Copy out each line that mentions the word "مكتب".

— START OF Information shown —

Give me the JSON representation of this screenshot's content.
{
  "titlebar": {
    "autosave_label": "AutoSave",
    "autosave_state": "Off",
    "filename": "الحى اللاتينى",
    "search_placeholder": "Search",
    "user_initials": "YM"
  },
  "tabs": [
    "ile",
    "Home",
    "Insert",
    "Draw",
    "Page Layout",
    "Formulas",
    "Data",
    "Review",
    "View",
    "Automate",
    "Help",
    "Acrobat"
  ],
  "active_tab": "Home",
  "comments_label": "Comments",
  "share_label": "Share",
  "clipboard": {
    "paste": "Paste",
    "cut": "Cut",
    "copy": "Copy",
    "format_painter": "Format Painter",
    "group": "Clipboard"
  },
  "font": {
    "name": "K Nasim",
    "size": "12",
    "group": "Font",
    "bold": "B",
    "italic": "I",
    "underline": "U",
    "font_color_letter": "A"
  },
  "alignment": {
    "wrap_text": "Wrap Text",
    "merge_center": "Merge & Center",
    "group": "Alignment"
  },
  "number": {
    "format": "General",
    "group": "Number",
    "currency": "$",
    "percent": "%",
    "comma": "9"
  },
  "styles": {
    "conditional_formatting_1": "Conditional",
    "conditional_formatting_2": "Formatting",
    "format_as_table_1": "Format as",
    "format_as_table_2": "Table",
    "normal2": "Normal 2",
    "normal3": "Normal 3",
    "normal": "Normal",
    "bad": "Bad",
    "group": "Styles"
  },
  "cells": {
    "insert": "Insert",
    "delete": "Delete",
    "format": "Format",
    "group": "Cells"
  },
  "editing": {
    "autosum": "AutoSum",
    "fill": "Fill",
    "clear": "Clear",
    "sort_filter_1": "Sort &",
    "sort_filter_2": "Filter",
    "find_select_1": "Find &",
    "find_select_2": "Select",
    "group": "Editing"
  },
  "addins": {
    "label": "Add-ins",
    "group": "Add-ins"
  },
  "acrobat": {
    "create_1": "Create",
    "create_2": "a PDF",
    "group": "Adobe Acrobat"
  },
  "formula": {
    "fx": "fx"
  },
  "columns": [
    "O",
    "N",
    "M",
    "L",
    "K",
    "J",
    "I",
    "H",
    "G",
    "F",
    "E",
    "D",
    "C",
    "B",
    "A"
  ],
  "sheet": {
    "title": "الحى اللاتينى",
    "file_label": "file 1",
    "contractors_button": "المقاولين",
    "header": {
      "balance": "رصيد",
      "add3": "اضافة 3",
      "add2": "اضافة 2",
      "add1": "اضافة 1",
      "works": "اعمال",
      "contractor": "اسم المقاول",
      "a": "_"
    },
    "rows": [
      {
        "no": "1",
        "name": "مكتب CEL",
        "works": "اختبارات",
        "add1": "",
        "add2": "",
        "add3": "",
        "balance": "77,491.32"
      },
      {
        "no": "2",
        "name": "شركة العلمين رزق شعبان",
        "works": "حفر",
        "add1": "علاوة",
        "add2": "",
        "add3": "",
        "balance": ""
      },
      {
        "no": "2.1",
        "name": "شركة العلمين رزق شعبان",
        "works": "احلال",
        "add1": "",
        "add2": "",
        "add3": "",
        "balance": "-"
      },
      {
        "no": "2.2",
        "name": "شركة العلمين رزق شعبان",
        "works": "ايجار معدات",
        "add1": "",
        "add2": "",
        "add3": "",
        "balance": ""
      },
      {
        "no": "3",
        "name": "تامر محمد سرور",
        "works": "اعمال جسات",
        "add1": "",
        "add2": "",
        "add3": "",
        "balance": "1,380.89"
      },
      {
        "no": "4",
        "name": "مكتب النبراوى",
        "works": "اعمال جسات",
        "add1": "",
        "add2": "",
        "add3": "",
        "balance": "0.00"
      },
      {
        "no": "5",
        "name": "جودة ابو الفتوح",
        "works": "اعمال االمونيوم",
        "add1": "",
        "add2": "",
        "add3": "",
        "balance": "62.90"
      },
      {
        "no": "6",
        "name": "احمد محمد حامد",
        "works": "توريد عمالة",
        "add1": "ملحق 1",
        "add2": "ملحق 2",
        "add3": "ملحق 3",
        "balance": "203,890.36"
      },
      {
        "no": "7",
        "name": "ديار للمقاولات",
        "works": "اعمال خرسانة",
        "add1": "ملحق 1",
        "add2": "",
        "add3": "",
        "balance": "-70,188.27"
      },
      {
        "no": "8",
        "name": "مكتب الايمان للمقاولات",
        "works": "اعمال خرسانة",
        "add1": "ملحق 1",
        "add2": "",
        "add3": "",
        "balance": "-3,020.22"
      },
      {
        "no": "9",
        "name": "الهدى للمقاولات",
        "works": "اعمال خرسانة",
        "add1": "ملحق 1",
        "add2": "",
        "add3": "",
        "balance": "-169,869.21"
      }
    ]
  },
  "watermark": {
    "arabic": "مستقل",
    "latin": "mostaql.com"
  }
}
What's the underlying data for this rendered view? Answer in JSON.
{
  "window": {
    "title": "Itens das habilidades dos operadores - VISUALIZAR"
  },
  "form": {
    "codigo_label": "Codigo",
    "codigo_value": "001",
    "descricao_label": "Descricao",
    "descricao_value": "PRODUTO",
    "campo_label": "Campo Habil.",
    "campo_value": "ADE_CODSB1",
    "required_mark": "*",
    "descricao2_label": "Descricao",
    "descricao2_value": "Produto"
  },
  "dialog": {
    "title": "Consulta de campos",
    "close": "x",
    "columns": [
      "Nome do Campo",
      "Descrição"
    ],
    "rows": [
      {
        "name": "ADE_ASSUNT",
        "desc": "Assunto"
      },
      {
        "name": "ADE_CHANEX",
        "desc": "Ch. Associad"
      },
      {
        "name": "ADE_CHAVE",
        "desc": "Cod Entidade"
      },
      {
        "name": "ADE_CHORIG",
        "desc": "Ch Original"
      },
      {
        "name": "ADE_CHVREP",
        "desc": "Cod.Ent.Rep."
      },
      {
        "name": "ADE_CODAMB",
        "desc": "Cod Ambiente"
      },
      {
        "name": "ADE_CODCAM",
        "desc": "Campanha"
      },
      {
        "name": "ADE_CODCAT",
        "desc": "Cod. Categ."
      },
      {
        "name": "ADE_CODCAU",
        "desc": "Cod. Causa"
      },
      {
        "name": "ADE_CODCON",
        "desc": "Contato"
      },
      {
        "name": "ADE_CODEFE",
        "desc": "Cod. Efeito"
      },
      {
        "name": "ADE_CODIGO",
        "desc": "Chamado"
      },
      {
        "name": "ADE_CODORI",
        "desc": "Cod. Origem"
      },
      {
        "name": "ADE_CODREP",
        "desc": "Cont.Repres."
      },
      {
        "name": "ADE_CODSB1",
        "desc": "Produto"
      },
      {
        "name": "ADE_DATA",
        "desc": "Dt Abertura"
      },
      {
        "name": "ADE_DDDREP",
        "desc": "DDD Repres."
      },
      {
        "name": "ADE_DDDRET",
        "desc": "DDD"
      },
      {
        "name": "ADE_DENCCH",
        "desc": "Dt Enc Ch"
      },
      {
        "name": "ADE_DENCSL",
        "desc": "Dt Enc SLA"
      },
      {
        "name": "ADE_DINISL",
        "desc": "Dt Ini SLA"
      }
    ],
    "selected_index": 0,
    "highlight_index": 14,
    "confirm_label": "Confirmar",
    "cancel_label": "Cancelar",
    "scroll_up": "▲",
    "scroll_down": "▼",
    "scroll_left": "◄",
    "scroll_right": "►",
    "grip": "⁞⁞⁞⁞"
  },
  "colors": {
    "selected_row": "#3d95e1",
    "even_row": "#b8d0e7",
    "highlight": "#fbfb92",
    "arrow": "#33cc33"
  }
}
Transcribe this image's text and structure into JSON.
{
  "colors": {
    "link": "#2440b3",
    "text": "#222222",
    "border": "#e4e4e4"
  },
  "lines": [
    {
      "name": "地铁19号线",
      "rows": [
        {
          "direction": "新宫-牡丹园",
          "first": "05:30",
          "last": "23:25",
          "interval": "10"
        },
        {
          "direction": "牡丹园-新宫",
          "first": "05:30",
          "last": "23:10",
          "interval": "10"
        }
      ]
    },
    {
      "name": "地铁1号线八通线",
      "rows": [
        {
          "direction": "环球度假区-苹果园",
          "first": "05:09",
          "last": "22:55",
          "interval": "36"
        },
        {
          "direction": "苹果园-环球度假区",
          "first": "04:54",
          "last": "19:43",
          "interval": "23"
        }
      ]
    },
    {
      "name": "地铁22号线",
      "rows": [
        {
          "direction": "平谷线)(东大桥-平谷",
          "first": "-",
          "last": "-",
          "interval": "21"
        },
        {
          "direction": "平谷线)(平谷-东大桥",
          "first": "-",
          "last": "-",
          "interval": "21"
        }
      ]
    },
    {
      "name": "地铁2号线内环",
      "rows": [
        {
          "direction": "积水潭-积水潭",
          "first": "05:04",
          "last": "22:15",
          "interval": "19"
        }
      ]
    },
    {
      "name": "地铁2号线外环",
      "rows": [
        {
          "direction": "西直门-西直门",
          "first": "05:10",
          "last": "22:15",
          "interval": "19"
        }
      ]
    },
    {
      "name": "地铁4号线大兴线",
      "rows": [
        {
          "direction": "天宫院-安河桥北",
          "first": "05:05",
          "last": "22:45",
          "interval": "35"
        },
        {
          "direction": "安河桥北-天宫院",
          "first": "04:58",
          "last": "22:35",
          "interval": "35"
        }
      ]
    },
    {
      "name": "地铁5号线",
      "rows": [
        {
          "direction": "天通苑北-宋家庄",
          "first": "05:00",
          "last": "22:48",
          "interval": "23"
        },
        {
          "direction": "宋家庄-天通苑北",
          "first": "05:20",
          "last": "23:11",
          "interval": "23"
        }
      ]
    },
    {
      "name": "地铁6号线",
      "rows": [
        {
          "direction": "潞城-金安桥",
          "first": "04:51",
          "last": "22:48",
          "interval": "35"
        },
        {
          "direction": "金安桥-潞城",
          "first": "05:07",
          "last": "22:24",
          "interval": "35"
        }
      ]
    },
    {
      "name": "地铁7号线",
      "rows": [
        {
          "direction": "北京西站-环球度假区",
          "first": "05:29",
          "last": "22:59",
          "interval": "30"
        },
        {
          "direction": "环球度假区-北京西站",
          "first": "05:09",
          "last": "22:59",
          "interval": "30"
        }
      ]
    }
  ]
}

— END OF Information shown —

= Result =
        "name": "مكتب CEL",
        "name": "مكتب النبراوى",
        "name": "مكتب الايمان للمقاولات",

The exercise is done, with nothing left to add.